--- Start ROWS ---
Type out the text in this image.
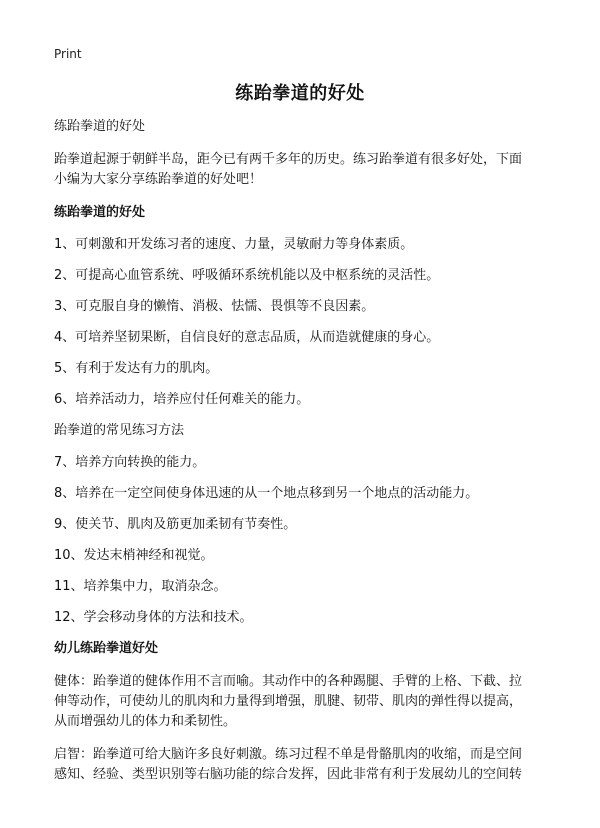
Print
练跆拳道的好处

练跆拳道的好处

跆拳道起源于朝鲜半岛，距今已有两千多年的历史。练习跆拳道有很多好处，下面

小编为大家分享练跆拳道的好处吧！

练跆拳道的好处

1、可刺激和开发练习者的速度、力量，灵敏耐力等身体素质。

2、可提高心血管系统、呼吸循环系统机能以及中枢系统的灵活性。

3、可克服自身的懒惰、消极、怯懦、畏惧等不良因素。

4、可培养坚韧果断，自信良好的意志品质，从而造就健康的身心。

5、有利于发达有力的肌肉。

6、培养活动力，培养应付任何难关的能力。

跆拳道的常见练习方法

7、培养方向转换的能力。

8、培养在一定空间使身体迅速的从一个地点移到另一个地点的活动能力。

9、使关节、肌肉及筋更加柔韧有节奏性。

10、发达末梢神经和视觉。

11、培养集中力，取消杂念。

12、学会移动身体的方法和技术。

幼儿练跆拳道好处

健体：跆拳道的健体作用不言而喻。其动作中的各种踢腿、手臂的上格、下截、拉

伸等动作，可使幼儿的肌肉和力量得到增强，肌腱、韧带、肌肉的弹性得以提高，

从而增强幼儿的体力和柔韧性。

启智：跆拳道可给大脑许多良好刺激。练习过程不单是骨骼肌肉的收缩，而是空间

感知、经验、类型识别等右脑功能的综合发挥，因此非常有利于发展幼儿的空间转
--- End ROWS ---
GIVEN EXERCISE:
Make an exact copy of the records above, with the pictures left out.

ANSWER TO THIS EXERCISE:
Type out the text in this image.
Print
练跆拳道的好处

练跆拳道的好处

跆拳道起源于朝鲜半岛，距今已有两千多年的历史。练习跆拳道有很多好处，下面

小编为大家分享练跆拳道的好处吧！

练跆拳道的好处

1、可刺激和开发练习者的速度、力量，灵敏耐力等身体素质。

2、可提高心血管系统、呼吸循环系统机能以及中枢系统的灵活性。

3、可克服自身的懒惰、消极、怯懦、畏惧等不良因素。

4、可培养坚韧果断，自信良好的意志品质，从而造就健康的身心。

5、有利于发达有力的肌肉。

6、培养活动力，培养应付任何难关的能力。

跆拳道的常见练习方法

7、培养方向转换的能力。

8、培养在一定空间使身体迅速的从一个地点移到另一个地点的活动能力。

9、使关节、肌肉及筋更加柔韧有节奏性。

10、发达末梢神经和视觉。

11、培养集中力，取消杂念。

12、学会移动身体的方法和技术。

幼儿练跆拳道好处

健体：跆拳道的健体作用不言而喻。其动作中的各种踢腿、手臂的上格、下截、拉

伸等动作，可使幼儿的肌肉和力量得到增强，肌腱、韧带、肌肉的弹性得以提高，

从而增强幼儿的体力和柔韧性。

启智：跆拳道可给大脑许多良好刺激。练习过程不单是骨骼肌肉的收缩，而是空间

感知、经验、类型识别等右脑功能的综合发挥，因此非常有利于发展幼儿的空间转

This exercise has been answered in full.